INPUT DATA:
^^^^^^^^

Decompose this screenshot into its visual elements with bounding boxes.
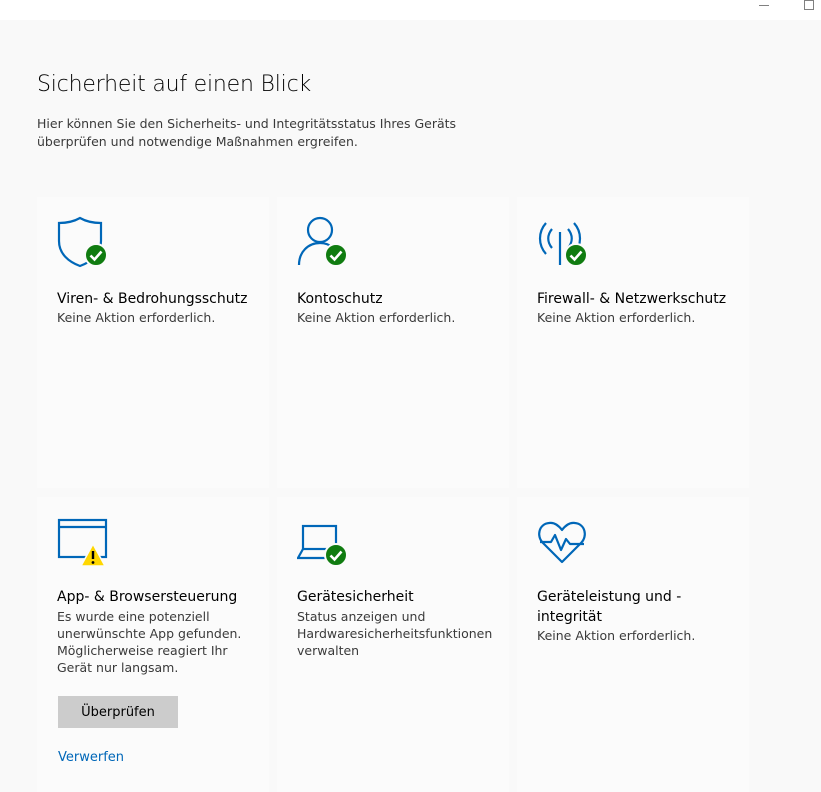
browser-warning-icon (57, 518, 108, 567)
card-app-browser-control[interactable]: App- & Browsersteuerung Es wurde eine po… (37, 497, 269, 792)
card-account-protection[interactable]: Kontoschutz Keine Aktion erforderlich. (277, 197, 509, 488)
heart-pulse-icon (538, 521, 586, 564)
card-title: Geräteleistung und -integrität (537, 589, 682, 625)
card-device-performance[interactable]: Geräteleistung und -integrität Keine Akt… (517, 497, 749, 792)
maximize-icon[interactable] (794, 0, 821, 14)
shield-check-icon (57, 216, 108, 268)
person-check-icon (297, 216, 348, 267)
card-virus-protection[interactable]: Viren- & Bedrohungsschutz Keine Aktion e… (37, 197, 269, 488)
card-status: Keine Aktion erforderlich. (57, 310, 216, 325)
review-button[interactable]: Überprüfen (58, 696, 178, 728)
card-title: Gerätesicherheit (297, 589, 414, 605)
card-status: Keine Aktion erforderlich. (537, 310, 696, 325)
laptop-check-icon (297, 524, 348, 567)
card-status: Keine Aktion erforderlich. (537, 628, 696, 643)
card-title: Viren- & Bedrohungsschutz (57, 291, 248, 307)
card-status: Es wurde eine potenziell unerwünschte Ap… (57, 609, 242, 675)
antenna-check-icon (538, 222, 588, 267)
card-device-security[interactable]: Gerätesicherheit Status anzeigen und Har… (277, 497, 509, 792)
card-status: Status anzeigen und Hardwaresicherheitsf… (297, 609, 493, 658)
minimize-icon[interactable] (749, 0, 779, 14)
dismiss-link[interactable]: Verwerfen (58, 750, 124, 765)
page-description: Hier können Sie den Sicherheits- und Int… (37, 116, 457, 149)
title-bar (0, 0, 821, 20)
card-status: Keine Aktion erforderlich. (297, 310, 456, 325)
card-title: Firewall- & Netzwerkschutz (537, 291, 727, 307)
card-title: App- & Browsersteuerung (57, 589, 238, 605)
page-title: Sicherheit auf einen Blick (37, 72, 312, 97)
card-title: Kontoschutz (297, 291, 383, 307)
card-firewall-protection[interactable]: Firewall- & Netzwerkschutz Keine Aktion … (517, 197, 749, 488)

^^^^^^^^

EXERCISE REQUIREMENTS: The records are to be returned verbatim. Skip any picture they contain.

OUTPUT FOR THIS TASK:
Decompose this screenshot into its visual elements with bounding boxes.
browser-warning-icon (57, 518, 108, 567)
card-app-browser-control[interactable]: App- & Browsersteuerung Es wurde eine po… (37, 497, 269, 792)
card-account-protection[interactable]: Kontoschutz Keine Aktion erforderlich. (277, 197, 509, 488)
heart-pulse-icon (538, 521, 586, 564)
card-title: Geräteleistung und -integrität (537, 589, 682, 625)
card-device-performance[interactable]: Geräteleistung und -integrität Keine Akt… (517, 497, 749, 792)
maximize-icon[interactable] (794, 0, 821, 14)
shield-check-icon (57, 216, 108, 268)
person-check-icon (297, 216, 348, 267)
card-virus-protection[interactable]: Viren- & Bedrohungsschutz Keine Aktion e… (37, 197, 269, 488)
card-status: Keine Aktion erforderlich. (57, 310, 216, 325)
review-button[interactable]: Überprüfen (58, 696, 178, 728)
card-title: Gerätesicherheit (297, 589, 414, 605)
card-status: Keine Aktion erforderlich. (537, 310, 696, 325)
laptop-check-icon (297, 524, 348, 567)
card-status: Keine Aktion erforderlich. (537, 628, 696, 643)
card-title: Viren- & Bedrohungsschutz (57, 291, 248, 307)
card-status: Es wurde eine potenziell unerwünschte Ap… (57, 609, 242, 675)
antenna-check-icon (538, 222, 588, 267)
card-device-security[interactable]: Gerätesicherheit Status anzeigen und Har… (277, 497, 509, 792)
card-status: Status anzeigen und Hardwaresicherheitsf… (297, 609, 493, 658)
minimize-icon[interactable] (749, 0, 779, 14)
dismiss-link[interactable]: Verwerfen (58, 750, 124, 765)
page-description: Hier können Sie den Sicherheits- und Int… (37, 116, 457, 149)
title-bar (0, 0, 821, 20)
card-status: Keine Aktion erforderlich. (297, 310, 456, 325)
card-title: Firewall- & Netzwerkschutz (537, 291, 727, 307)
card-title: App- & Browsersteuerung (57, 589, 238, 605)
page-title: Sicherheit auf einen Blick (37, 72, 312, 97)
card-title: Kontoschutz (297, 291, 383, 307)
card-firewall-protection[interactable]: Firewall- & Netzwerkschutz Keine Aktion … (517, 197, 749, 488)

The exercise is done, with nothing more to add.